**Request**
Convert the items below, from the first line through the line containing "title: FUTURE OF", into a JSON list of strings with one string per line and no blank lines.

**Available records**
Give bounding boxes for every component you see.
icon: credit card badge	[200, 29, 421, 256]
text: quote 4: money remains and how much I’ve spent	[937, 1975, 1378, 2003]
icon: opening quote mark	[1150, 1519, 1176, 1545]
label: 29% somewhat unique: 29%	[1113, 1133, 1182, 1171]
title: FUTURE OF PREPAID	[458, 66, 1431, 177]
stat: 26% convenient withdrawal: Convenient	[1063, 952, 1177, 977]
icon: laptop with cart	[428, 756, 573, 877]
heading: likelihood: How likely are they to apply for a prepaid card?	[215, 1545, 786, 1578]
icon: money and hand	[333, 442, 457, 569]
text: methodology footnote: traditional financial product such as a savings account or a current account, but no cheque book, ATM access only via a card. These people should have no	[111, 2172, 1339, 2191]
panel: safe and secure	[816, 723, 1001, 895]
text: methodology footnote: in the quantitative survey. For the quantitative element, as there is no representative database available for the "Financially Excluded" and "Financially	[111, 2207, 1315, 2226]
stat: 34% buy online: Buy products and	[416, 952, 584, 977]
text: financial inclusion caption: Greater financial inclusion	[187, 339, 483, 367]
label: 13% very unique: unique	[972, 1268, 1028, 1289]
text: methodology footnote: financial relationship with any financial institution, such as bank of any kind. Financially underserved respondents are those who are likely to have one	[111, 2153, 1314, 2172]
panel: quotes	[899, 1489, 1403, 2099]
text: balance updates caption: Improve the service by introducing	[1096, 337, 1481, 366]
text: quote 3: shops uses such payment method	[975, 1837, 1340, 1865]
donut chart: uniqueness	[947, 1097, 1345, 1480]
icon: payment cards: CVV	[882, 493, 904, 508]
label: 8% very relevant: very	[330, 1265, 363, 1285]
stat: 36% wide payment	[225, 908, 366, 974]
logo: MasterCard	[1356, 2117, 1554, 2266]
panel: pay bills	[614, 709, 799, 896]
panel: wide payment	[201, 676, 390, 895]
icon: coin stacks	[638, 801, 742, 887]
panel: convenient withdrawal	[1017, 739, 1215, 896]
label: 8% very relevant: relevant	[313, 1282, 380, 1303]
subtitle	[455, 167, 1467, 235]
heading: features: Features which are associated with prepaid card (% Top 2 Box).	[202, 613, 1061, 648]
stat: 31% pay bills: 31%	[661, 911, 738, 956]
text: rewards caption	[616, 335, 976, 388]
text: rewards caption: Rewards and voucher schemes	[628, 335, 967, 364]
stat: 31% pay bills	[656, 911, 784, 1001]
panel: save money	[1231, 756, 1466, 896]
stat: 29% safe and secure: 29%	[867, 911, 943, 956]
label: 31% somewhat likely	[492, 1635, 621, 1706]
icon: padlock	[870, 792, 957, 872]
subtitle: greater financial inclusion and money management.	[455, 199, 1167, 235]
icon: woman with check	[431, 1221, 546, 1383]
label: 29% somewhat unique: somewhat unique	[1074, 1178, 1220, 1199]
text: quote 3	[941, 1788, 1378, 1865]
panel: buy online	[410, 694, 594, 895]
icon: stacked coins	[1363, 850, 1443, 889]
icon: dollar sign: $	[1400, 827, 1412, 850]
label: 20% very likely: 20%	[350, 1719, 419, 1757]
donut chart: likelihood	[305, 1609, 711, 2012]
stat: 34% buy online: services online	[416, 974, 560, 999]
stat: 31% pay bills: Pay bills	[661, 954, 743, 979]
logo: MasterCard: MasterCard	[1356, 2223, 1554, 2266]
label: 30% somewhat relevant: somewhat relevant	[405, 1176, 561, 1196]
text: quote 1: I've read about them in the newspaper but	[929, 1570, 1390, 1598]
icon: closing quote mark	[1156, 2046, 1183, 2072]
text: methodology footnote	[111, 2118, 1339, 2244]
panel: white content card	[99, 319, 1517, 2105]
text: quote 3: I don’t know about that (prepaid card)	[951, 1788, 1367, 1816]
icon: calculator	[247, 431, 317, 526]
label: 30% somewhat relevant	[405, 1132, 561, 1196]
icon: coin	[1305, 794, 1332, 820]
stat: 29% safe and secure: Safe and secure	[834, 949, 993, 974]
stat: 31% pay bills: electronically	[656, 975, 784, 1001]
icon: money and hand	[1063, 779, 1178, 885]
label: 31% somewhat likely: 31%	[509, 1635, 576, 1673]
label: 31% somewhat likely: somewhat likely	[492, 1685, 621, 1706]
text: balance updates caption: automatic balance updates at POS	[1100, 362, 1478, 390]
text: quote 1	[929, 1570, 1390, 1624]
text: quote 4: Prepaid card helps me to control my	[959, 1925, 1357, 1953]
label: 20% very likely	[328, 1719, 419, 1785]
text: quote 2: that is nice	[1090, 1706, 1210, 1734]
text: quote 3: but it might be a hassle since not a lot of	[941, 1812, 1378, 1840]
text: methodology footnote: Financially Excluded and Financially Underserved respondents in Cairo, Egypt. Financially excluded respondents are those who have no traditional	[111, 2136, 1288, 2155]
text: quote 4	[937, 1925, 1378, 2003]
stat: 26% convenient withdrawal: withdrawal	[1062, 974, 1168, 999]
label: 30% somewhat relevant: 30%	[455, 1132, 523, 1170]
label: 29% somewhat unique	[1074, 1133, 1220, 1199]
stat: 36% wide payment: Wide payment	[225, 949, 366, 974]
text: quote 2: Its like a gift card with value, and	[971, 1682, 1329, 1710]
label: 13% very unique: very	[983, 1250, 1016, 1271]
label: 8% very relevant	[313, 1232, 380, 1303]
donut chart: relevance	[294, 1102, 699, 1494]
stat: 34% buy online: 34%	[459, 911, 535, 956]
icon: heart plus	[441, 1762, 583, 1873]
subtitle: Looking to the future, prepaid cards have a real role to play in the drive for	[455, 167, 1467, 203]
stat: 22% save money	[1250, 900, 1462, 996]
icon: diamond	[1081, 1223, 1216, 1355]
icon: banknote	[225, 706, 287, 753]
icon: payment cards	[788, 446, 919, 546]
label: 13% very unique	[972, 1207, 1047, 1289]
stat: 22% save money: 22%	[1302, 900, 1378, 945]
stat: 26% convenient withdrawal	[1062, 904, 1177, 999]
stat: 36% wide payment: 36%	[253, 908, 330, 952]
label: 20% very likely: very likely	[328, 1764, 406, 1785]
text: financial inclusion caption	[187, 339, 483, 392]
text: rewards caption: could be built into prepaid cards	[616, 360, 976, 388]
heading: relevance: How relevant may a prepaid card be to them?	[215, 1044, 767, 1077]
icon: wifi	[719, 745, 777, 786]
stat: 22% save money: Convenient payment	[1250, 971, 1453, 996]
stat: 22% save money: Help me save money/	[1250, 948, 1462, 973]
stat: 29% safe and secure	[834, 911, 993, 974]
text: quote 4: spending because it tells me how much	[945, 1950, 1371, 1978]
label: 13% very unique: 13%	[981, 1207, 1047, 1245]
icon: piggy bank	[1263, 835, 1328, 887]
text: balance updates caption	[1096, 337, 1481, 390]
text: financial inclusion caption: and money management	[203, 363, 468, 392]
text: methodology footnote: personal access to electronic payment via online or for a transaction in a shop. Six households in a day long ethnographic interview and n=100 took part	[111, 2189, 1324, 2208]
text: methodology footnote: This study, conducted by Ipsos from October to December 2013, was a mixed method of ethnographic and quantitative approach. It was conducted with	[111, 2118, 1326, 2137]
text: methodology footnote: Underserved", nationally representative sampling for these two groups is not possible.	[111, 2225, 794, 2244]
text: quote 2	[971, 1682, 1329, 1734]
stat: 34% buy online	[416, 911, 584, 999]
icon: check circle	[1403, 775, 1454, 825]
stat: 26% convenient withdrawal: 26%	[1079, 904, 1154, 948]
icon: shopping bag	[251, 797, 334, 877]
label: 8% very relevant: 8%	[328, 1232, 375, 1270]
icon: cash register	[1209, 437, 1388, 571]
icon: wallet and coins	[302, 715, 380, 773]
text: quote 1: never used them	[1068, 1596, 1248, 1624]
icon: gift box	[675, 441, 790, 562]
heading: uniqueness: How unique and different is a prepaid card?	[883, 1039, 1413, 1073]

**Answer to the problem**
[
  "Give bounding boxes for every component you see.",
  "icon: credit card badge\t[200, 29, 421, 256]",
  "text: quote 4: money remains and how much I’ve spent\t[937, 1975, 1378, 2003]",
  "icon: opening quote mark\t[1150, 1519, 1176, 1545]",
  "label: 29% somewhat unique: 29%\t[1113, 1133, 1182, 1171]",
  "title: FUTURE OF PREPAID\t[458, 66, 1431, 177]"
]